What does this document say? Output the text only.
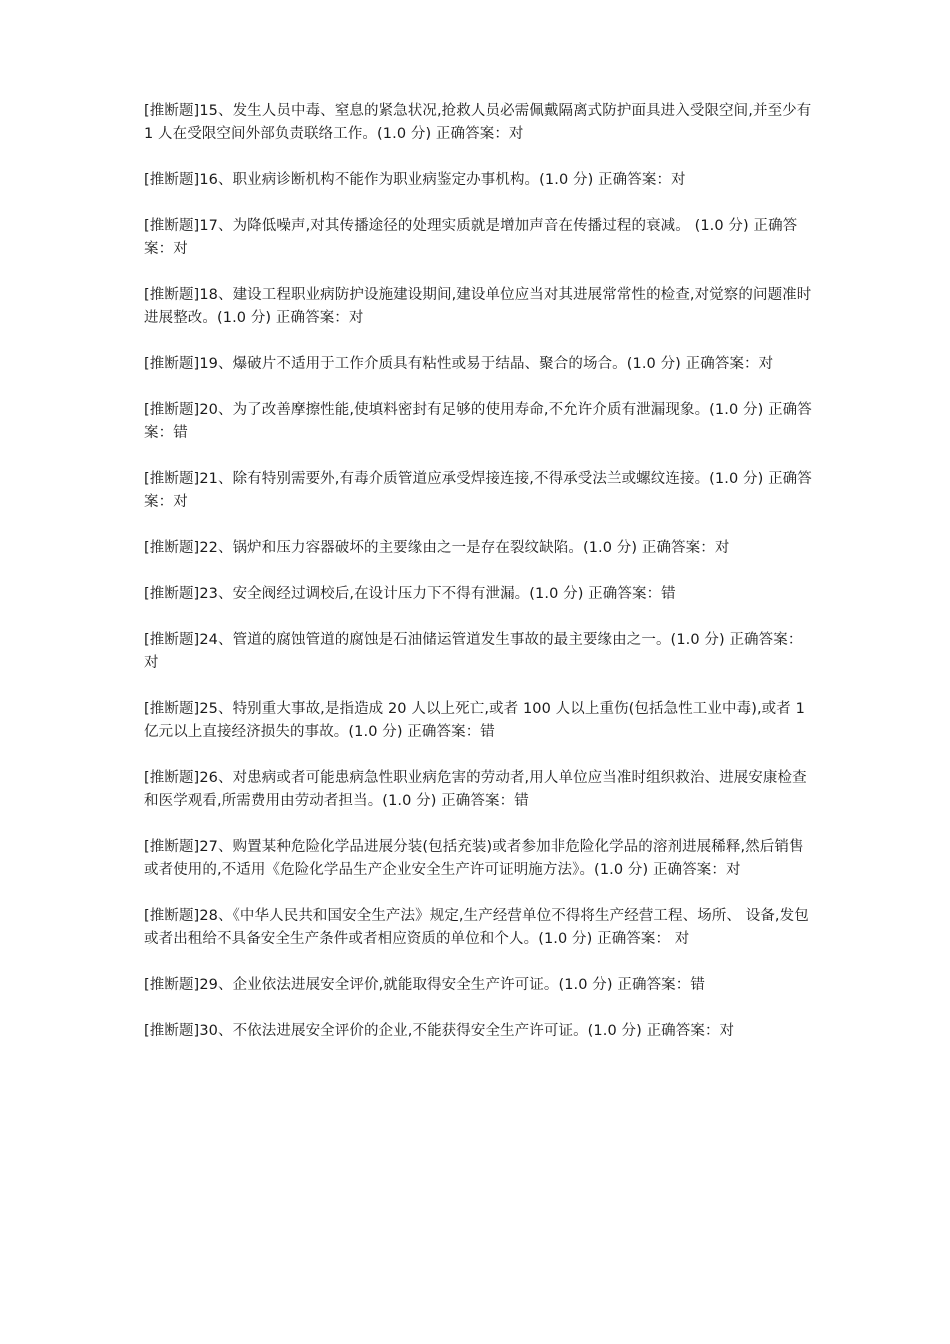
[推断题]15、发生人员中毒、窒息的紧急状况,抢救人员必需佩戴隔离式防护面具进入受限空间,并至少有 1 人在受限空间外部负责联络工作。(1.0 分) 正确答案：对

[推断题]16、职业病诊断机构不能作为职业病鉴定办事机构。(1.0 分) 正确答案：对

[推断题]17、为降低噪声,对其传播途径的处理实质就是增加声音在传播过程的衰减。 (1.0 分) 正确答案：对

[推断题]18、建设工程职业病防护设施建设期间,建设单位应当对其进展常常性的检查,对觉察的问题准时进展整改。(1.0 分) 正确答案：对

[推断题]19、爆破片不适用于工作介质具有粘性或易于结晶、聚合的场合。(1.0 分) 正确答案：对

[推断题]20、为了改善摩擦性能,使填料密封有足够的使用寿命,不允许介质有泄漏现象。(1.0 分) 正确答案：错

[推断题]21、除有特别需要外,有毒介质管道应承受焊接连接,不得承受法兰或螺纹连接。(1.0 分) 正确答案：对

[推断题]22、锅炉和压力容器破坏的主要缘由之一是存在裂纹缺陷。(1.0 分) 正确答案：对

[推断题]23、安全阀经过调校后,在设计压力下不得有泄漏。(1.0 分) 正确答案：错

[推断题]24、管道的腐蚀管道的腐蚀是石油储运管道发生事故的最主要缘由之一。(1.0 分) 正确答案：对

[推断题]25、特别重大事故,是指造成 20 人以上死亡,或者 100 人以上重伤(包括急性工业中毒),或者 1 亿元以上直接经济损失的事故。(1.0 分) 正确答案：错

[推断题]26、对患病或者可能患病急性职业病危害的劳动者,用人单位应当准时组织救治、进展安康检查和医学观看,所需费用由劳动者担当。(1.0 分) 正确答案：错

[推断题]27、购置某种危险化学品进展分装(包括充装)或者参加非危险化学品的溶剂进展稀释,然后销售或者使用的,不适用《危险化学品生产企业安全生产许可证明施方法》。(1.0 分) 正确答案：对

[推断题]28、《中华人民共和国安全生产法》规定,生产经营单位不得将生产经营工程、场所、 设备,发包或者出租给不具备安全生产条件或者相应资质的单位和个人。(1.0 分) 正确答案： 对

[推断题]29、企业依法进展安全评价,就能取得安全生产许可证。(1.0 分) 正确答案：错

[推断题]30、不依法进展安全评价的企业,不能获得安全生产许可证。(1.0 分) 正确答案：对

++++++++

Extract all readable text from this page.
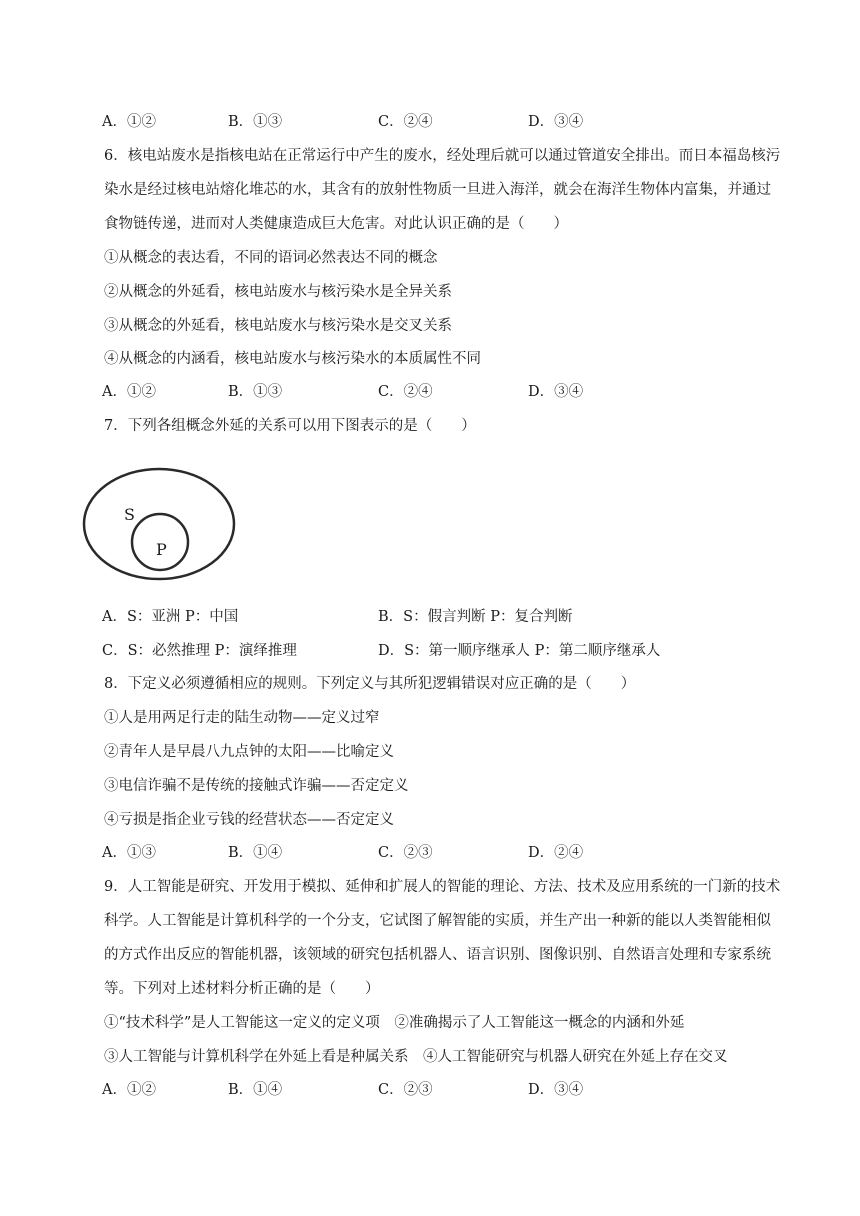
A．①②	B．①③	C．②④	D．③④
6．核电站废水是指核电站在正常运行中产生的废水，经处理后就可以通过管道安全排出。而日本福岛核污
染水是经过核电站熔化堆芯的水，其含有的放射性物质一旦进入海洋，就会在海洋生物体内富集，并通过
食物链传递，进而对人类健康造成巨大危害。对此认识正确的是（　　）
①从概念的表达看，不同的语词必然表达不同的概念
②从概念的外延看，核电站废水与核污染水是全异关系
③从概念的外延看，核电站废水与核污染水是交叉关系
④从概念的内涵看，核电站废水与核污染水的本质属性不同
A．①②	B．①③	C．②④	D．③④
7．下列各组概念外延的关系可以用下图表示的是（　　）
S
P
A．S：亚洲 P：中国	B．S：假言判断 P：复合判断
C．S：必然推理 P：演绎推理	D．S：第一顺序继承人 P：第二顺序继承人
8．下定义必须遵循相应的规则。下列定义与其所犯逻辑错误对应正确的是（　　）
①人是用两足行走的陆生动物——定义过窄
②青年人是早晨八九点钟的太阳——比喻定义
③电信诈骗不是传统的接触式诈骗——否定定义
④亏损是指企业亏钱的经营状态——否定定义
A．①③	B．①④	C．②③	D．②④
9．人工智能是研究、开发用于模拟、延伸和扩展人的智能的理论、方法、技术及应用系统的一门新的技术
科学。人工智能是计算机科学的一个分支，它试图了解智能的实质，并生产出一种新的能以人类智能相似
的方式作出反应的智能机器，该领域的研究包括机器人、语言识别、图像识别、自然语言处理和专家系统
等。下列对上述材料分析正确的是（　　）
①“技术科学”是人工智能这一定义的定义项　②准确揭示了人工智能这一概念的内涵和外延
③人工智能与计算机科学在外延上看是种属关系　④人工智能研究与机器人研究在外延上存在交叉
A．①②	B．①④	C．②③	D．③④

++++++++

**CHALLENGE:**
Copy each line of the data that contains the word "text".

**WRITTEN RESPONSE:**
What does this document say? Output the text only.
Extract all readable text from this page.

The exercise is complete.